[What to produce]:
Repeat the records below exactly.

[Input]:
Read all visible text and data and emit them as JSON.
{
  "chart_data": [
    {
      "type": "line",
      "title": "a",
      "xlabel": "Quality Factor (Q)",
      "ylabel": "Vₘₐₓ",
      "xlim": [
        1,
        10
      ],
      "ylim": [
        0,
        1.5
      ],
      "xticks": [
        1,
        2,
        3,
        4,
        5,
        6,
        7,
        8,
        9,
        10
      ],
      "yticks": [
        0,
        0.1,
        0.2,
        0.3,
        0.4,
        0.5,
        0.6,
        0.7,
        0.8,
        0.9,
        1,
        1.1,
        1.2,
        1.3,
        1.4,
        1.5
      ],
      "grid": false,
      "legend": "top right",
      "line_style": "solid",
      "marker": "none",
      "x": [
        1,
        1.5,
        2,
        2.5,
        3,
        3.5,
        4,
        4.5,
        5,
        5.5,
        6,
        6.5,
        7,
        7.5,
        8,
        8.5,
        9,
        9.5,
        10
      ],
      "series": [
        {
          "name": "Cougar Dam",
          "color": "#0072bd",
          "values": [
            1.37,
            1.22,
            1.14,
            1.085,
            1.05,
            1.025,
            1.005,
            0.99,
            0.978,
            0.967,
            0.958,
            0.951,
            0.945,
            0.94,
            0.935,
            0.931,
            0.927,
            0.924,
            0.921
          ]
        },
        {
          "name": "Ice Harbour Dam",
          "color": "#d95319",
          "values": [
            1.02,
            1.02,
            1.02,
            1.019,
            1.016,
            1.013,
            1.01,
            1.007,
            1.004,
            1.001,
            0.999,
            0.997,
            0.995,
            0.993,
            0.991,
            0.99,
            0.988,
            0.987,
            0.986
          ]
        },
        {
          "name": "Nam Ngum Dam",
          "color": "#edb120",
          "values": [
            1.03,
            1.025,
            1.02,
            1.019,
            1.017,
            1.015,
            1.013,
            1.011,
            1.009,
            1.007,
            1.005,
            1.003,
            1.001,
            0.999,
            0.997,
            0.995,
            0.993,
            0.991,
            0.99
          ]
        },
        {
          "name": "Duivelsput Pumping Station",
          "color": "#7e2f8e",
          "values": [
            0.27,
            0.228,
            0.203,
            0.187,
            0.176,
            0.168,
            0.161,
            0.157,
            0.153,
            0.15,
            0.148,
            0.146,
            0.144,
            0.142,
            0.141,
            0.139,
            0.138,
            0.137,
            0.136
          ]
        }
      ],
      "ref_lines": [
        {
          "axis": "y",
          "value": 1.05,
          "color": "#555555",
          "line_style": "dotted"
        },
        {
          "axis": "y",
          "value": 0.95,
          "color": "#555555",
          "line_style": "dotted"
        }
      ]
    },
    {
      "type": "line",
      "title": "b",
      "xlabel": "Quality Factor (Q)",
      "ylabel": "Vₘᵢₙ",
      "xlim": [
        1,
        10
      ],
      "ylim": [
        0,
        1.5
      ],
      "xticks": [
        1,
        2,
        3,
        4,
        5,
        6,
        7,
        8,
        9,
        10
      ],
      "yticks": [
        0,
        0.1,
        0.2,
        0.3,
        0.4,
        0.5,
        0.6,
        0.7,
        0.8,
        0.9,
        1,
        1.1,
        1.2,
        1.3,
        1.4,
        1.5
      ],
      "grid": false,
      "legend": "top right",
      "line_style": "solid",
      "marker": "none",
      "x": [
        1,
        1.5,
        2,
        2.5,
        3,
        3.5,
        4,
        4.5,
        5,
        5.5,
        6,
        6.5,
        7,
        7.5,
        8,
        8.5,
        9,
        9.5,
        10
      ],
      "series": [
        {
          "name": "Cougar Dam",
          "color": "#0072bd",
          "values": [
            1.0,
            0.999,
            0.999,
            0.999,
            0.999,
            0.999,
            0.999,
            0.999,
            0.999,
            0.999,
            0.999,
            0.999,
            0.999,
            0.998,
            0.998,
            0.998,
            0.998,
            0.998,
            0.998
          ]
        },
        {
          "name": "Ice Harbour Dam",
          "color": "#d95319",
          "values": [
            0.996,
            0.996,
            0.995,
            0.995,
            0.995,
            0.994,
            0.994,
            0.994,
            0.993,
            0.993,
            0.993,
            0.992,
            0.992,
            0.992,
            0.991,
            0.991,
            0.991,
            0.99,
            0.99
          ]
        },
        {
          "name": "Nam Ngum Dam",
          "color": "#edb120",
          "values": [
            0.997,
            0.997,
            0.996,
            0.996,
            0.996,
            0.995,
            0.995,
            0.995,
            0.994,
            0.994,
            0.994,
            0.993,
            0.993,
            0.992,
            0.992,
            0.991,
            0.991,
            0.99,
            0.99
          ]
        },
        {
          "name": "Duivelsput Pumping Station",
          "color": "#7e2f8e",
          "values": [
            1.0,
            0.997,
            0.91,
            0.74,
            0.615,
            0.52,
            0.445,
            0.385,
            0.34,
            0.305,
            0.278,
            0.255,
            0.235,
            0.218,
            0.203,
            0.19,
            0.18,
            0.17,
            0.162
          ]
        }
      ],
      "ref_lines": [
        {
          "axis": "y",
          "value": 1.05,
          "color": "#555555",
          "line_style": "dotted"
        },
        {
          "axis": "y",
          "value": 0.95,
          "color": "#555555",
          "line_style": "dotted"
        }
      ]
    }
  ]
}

[Correct answer]:
Read all visible text and data and emit them as JSON.
{
  "chart_data": [
    {
      "type": "line",
      "title": "a",
      "xlabel": "Quality Factor (Q)",
      "ylabel": "Vₘₐₓ",
      "xlim": [
        1,
        10
      ],
      "ylim": [
        0,
        1.5
      ],
      "xticks": [
        1,
        2,
        3,
        4,
        5,
        6,
        7,
        8,
        9,
        10
      ],
      "yticks": [
        0,
        0.1,
        0.2,
        0.3,
        0.4,
        0.5,
        0.6,
        0.7,
        0.8,
        0.9,
        1,
        1.1,
        1.2,
        1.3,
        1.4,
        1.5
      ],
      "grid": false,
      "legend": "top right",
      "line_style": "solid",
      "marker": "none",
      "x": [
        1,
        1.5,
        2,
        2.5,
        3,
        3.5,
        4,
        4.5,
        5,
        5.5,
        6,
        6.5,
        7,
        7.5,
        8,
        8.5,
        9,
        9.5,
        10
      ],
      "series": [
        {
          "name": "Cougar Dam",
          "color": "#0072bd",
          "values": [
            1.37,
            1.22,
            1.14,
            1.085,
            1.05,
            1.025,
            1.005,
            0.99,
            0.978,
            0.967,
            0.958,
            0.951,
            0.945,
            0.94,
            0.935,
            0.931,
            0.927,
            0.924,
            0.921
          ]
        },
        {
          "name": "Ice Harbour Dam",
          "color": "#d95319",
          "values": [
            1.02,
            1.02,
            1.02,
            1.019,
            1.016,
            1.013,
            1.01,
            1.007,
            1.004,
            1.001,
            0.999,
            0.997,
            0.995,
            0.993,
            0.991,
            0.99,
            0.988,
            0.987,
            0.986
          ]
        },
        {
          "name": "Nam Ngum Dam",
          "color": "#edb120",
          "values": [
            1.03,
            1.025,
            1.02,
            1.019,
            1.017,
            1.015,
            1.013,
            1.011,
            1.009,
            1.007,
            1.005,
            1.003,
            1.001,
            0.999,
            0.997,
            0.995,
            0.993,
            0.991,
            0.99
          ]
        },
        {
          "name": "Duivelsput Pumping Station",
          "color": "#7e2f8e",
          "values": [
            0.27,
            0.228,
            0.203,
            0.187,
            0.176,
            0.168,
            0.161,
            0.157,
            0.153,
            0.15,
            0.148,
            0.146,
            0.144,
            0.142,
            0.141,
            0.139,
            0.138,
            0.137,
            0.136
          ]
        }
      ],
      "ref_lines": [
        {
          "axis": "y",
          "value": 1.05,
          "color": "#555555",
          "line_style": "dotted"
        },
        {
          "axis": "y",
          "value": 0.95,
          "color": "#555555",
          "line_style": "dotted"
        }
      ]
    },
    {
      "type": "line",
      "title": "b",
      "xlabel": "Quality Factor (Q)",
      "ylabel": "Vₘᵢₙ",
      "xlim": [
        1,
        10
      ],
      "ylim": [
        0,
        1.5
      ],
      "xticks": [
        1,
        2,
        3,
        4,
        5,
        6,
        7,
        8,
        9,
        10
      ],
      "yticks": [
        0,
        0.1,
        0.2,
        0.3,
        0.4,
        0.5,
        0.6,
        0.7,
        0.8,
        0.9,
        1,
        1.1,
        1.2,
        1.3,
        1.4,
        1.5
      ],
      "grid": false,
      "legend": "top right",
      "line_style": "solid",
      "marker": "none",
      "x": [
        1,
        1.5,
        2,
        2.5,
        3,
        3.5,
        4,
        4.5,
        5,
        5.5,
        6,
        6.5,
        7,
        7.5,
        8,
        8.5,
        9,
        9.5,
        10
      ],
      "series": [
        {
          "name": "Cougar Dam",
          "color": "#0072bd",
          "values": [
            1.0,
            0.999,
            0.999,
            0.999,
            0.999,
            0.999,
            0.999,
            0.999,
            0.999,
            0.999,
            0.999,
            0.999,
            0.999,
            0.998,
            0.998,
            0.998,
            0.998,
            0.998,
            0.998
          ]
        },
        {
          "name": "Ice Harbour Dam",
          "color": "#d95319",
          "values": [
            0.996,
            0.996,
            0.995,
            0.995,
            0.995,
            0.994,
            0.994,
            0.994,
            0.993,
            0.993,
            0.993,
            0.992,
            0.992,
            0.992,
            0.991,
            0.991,
            0.991,
            0.99,
            0.99
          ]
        },
        {
          "name": "Nam Ngum Dam",
          "color": "#edb120",
          "values": [
            0.997,
            0.997,
            0.996,
            0.996,
            0.996,
            0.995,
            0.995,
            0.995,
            0.994,
            0.994,
            0.994,
            0.993,
            0.993,
            0.992,
            0.992,
            0.991,
            0.991,
            0.99,
            0.99
          ]
        },
        {
          "name": "Duivelsput Pumping Station",
          "color": "#7e2f8e",
          "values": [
            1.0,
            0.997,
            0.91,
            0.74,
            0.615,
            0.52,
            0.445,
            0.385,
            0.34,
            0.305,
            0.278,
            0.255,
            0.235,
            0.218,
            0.203,
            0.19,
            0.18,
            0.17,
            0.162
          ]
        }
      ],
      "ref_lines": [
        {
          "axis": "y",
          "value": 1.05,
          "color": "#555555",
          "line_style": "dotted"
        },
        {
          "axis": "y",
          "value": 0.95,
          "color": "#555555",
          "line_style": "dotted"
        }
      ]
    }
  ]
}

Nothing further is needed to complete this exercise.